Entries taken from a collection:
......
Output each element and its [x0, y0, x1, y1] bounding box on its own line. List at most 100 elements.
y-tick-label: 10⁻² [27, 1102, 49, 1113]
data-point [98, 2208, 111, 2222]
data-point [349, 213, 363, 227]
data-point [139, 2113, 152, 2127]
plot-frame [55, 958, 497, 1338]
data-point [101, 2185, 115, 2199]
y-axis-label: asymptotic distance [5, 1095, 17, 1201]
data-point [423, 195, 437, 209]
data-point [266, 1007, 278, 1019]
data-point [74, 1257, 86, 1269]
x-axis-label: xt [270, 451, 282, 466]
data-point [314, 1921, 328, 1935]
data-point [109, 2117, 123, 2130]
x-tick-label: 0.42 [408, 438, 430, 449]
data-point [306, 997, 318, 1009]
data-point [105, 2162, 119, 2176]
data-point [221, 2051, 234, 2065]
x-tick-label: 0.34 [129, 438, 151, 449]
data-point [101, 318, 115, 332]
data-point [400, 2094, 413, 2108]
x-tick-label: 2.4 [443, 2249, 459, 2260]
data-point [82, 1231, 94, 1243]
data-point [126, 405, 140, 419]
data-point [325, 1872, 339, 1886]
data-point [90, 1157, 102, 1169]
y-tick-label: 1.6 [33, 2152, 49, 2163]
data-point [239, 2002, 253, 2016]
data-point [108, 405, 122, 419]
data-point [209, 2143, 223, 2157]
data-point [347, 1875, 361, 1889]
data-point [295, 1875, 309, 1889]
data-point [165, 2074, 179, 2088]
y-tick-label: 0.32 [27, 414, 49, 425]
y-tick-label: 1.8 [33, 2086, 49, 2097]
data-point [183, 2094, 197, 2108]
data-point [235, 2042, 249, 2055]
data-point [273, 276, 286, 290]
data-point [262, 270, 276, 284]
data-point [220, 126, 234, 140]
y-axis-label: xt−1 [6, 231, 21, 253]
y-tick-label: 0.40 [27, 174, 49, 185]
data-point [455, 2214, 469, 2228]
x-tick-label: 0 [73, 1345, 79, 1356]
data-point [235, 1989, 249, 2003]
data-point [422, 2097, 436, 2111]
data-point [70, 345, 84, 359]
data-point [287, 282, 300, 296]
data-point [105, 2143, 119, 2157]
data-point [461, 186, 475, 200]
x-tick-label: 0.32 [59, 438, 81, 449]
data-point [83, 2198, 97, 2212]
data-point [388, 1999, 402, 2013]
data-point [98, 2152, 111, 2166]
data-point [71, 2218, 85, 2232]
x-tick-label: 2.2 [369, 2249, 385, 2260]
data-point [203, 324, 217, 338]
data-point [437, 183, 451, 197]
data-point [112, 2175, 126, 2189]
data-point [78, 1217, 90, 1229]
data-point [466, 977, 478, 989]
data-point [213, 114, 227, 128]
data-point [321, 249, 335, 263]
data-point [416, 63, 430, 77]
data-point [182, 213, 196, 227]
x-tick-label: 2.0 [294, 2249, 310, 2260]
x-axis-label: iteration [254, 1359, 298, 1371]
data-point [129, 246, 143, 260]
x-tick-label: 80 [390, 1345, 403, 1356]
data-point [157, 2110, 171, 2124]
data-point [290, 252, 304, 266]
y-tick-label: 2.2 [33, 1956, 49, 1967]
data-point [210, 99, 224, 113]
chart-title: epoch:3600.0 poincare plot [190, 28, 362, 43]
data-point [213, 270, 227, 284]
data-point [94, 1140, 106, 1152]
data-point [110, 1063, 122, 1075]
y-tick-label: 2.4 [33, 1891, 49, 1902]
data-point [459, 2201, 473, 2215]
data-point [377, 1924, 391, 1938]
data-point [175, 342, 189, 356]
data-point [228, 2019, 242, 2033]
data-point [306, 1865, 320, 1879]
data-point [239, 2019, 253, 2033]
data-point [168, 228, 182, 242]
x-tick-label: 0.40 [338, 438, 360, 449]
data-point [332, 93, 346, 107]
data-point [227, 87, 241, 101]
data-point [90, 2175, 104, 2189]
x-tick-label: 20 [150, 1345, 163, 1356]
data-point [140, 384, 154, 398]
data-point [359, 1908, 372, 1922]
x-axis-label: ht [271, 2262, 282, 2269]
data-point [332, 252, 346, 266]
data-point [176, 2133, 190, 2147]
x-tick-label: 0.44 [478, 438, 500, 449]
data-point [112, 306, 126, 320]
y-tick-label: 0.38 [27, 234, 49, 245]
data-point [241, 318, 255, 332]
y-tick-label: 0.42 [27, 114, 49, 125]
......
WHAT TO DO: Copy the lines of the records verbatim, from the first line through the line containing "data-point [83, 2198, 97, 2212]", including that line.

SOLUTION:
Output each element and its [x0, y0, x1, y1] bounding box on its own line. List at most 100 elements.
y-tick-label: 10⁻² [27, 1102, 49, 1113]
data-point [98, 2208, 111, 2222]
data-point [349, 213, 363, 227]
data-point [139, 2113, 152, 2127]
plot-frame [55, 958, 497, 1338]
data-point [101, 2185, 115, 2199]
y-axis-label: asymptotic distance [5, 1095, 17, 1201]
data-point [423, 195, 437, 209]
data-point [266, 1007, 278, 1019]
data-point [74, 1257, 86, 1269]
x-axis-label: xt [270, 451, 282, 466]
data-point [314, 1921, 328, 1935]
data-point [109, 2117, 123, 2130]
x-tick-label: 0.42 [408, 438, 430, 449]
data-point [306, 997, 318, 1009]
data-point [105, 2162, 119, 2176]
data-point [221, 2051, 234, 2065]
x-tick-label: 0.34 [129, 438, 151, 449]
data-point [101, 318, 115, 332]
data-point [400, 2094, 413, 2108]
x-tick-label: 2.4 [443, 2249, 459, 2260]
data-point [82, 1231, 94, 1243]
data-point [126, 405, 140, 419]
data-point [325, 1872, 339, 1886]
data-point [90, 1157, 102, 1169]
y-tick-label: 1.6 [33, 2152, 49, 2163]
data-point [239, 2002, 253, 2016]
data-point [108, 405, 122, 419]
data-point [209, 2143, 223, 2157]
data-point [347, 1875, 361, 1889]
data-point [295, 1875, 309, 1889]
data-point [165, 2074, 179, 2088]
y-tick-label: 0.32 [27, 414, 49, 425]
y-tick-label: 1.8 [33, 2086, 49, 2097]
data-point [183, 2094, 197, 2108]
data-point [235, 2042, 249, 2055]
data-point [273, 276, 286, 290]
data-point [262, 270, 276, 284]
data-point [220, 126, 234, 140]
y-axis-label: xt−1 [6, 231, 21, 253]
y-tick-label: 0.40 [27, 174, 49, 185]
data-point [455, 2214, 469, 2228]
x-tick-label: 0 [73, 1345, 79, 1356]
data-point [235, 1989, 249, 2003]
data-point [422, 2097, 436, 2111]
data-point [70, 345, 84, 359]
data-point [287, 282, 300, 296]
data-point [105, 2143, 119, 2157]
data-point [461, 186, 475, 200]
x-tick-label: 0.32 [59, 438, 81, 449]
data-point [83, 2198, 97, 2212]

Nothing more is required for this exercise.